'''

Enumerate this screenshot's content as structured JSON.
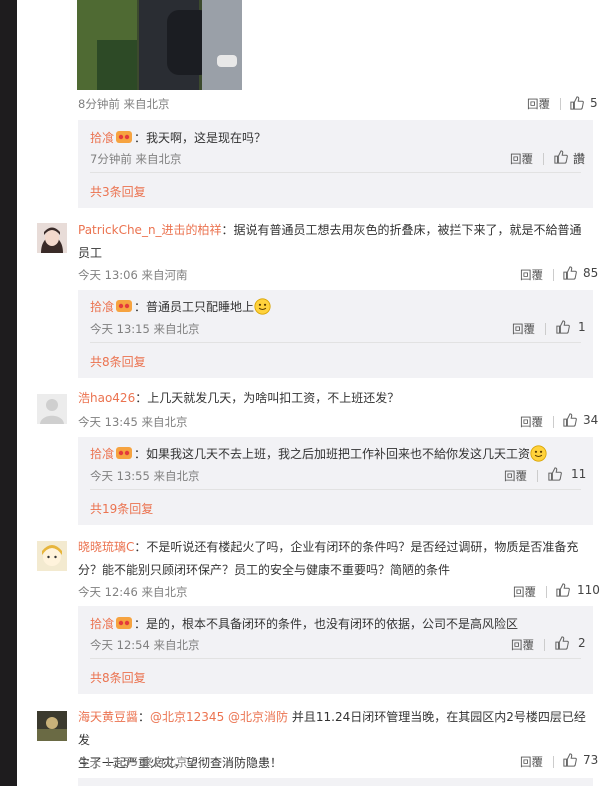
{
  "top": {
    "meta": "8分钟前 来自北京",
    "reply_label": "回覆",
    "like_count": "5",
    "reply": {
      "user": "拾飡",
      "text": "：我天啊，这是现在吗？",
      "meta": "7分钟前 来自北京",
      "reply_label": "回覆",
      "like_label": "讚"
    },
    "more": "共3条回复"
  },
  "comments": [
    {
      "name": "PatrickChe_n_进击的柏祥",
      "text": "：据说有普通员工想去用灰色的折叠床，被拦下来了，就是不給普通员工",
      "meta": "今天 13:06 来自河南",
      "reply_label": "回覆",
      "likes": "85",
      "reply": {
        "user": "拾飡",
        "text": "：普通员工只配睡地上",
        "meta": "今天 13:15 来自北京",
        "reply_label": "回覆",
        "likes": "1"
      },
      "more": "共8条回复"
    },
    {
      "name": "浩hao426",
      "text": "：上几天就发几天，为啥叫扣工资，不上班还发？",
      "meta": "今天 13:45 来自北京",
      "reply_label": "回覆",
      "likes": "34",
      "reply": {
        "user": "拾飡",
        "text": "：如果我这几天不去上班，我之后加班把工作补回来也不給你发这几天工资",
        "meta": "今天 13:55 来自北京",
        "reply_label": "回覆",
        "likes": "11"
      },
      "more": "共19条回复"
    },
    {
      "name": "晓晓琉璃C",
      "text_line1": "：不是听说还有楼起火了吗，企业有闭环的条件吗？是否经过调研，物质是否准备充",
      "text_line2": "分？能不能别只顾闭环保产？员工的安全与健康不重要吗？简陋的条件",
      "meta": "今天 12:46 来自北京",
      "reply_label": "回覆",
      "likes": "110",
      "reply": {
        "user": "拾飡",
        "text": "：是的，根本不具备闭环的条件，也没有闭环的依据，公司不是高风险区",
        "meta": "今天 12:54 来自北京",
        "reply_label": "回覆",
        "likes": "2"
      },
      "more": "共8条回复"
    },
    {
      "name": "海天黄豆醤",
      "mention1": "@北京12345",
      "mention2": "@北京消防",
      "text_line1": " 并且11.24日闭环管理当晚，在其园区内2号楼四层已经发",
      "text_line2": "生了一起严重火灾，望彻查消防隐患！",
      "meta": "今天 13:55 来自北京",
      "reply_label": "回覆",
      "likes": "73"
    }
  ],
  "icons": {
    "thumb": "thumbs-up-icon",
    "badge": "fan-badge-icon",
    "emoji": "smiley-emoji-icon"
  },
  "colors": {
    "username": "#eb7350",
    "meta": "#808080",
    "reply_bg": "#f2f2f5",
    "sidebar": "#1e1c1e"
  }
}
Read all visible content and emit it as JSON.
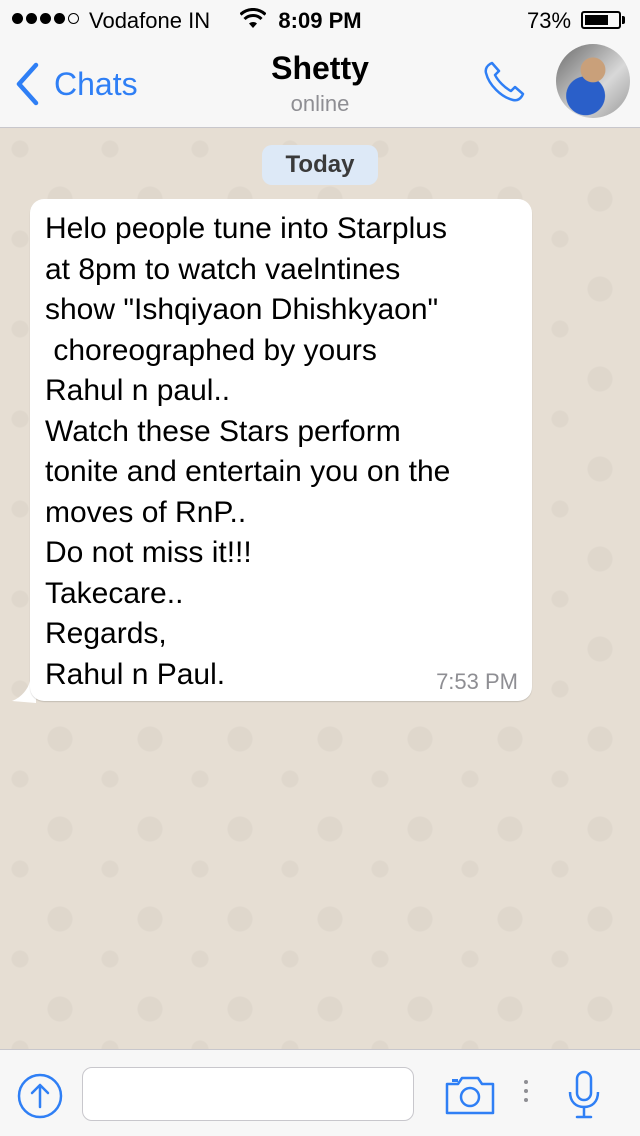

'''

> [To be done]:
Each record should be quoted exactly, with the images omitted.

> [Reply to the exercise]:
Enumerate this screenshot's content as structured JSON.
{
  "top": {
    "meta": "8分钟前 来自北京",
    "reply_label": "回覆",
    "like_count": "5",
    "reply": {
      "user": "拾飡",
      "text": "：我天啊，这是现在吗？",
      "meta": "7分钟前 来自北京",
      "reply_label": "回覆",
      "like_label": "讚"
    },
    "more": "共3条回复"
  },
  "comments": [
    {
      "name": "PatrickChe_n_进击的柏祥",
      "text": "：据说有普通员工想去用灰色的折叠床，被拦下来了，就是不給普通员工",
      "meta": "今天 13:06 来自河南",
      "reply_label": "回覆",
      "likes": "85",
      "reply": {
        "user": "拾飡",
        "text": "：普通员工只配睡地上",
        "meta": "今天 13:15 来自北京",
        "reply_label": "回覆",
        "likes": "1"
      },
      "more": "共8条回复"
    },
    {
      "name": "浩hao426",
      "text": "：上几天就发几天，为啥叫扣工资，不上班还发？",
      "meta": "今天 13:45 来自北京",
      "reply_label": "回覆",
      "likes": "34",
      "reply": {
        "user": "拾飡",
        "text": "：如果我这几天不去上班，我之后加班把工作补回来也不給你发这几天工资",
        "meta": "今天 13:55 来自北京",
        "reply_label": "回覆",
        "likes": "11"
      },
      "more": "共19条回复"
    },
    {
      "name": "晓晓琉璃C",
      "text_line1": "：不是听说还有楼起火了吗，企业有闭环的条件吗？是否经过调研，物质是否准备充",
      "text_line2": "分？能不能别只顾闭环保产？员工的安全与健康不重要吗？简陋的条件",
      "meta": "今天 12:46 来自北京",
      "reply_label": "回覆",
      "likes": "110",
      "reply": {
        "user": "拾飡",
        "text": "：是的，根本不具备闭环的条件，也没有闭环的依据，公司不是高风险区",
        "meta": "今天 12:54 来自北京",
        "reply_label": "回覆",
        "likes": "2"
      },
      "more": "共8条回复"
    },
    {
      "name": "海天黄豆醤",
      "mention1": "@北京12345",
      "mention2": "@北京消防",
      "text_line1": " 并且11.24日闭环管理当晚，在其园区内2号楼四层已经发",
      "text_line2": "生了一起严重火灾，望彻查消防隐患！",
      "meta": "今天 13:55 来自北京",
      "reply_label": "回覆",
      "likes": "73"
    }
  ],
  "icons": {
    "thumb": "thumbs-up-icon",
    "badge": "fan-badge-icon",
    "emoji": "smiley-emoji-icon"
  },
  "colors": {
    "username": "#eb7350",
    "meta": "#808080",
    "reply_bg": "#f2f2f5",
    "sidebar": "#1e1c1e"
  }
}
Read all visible content and emit it as JSON.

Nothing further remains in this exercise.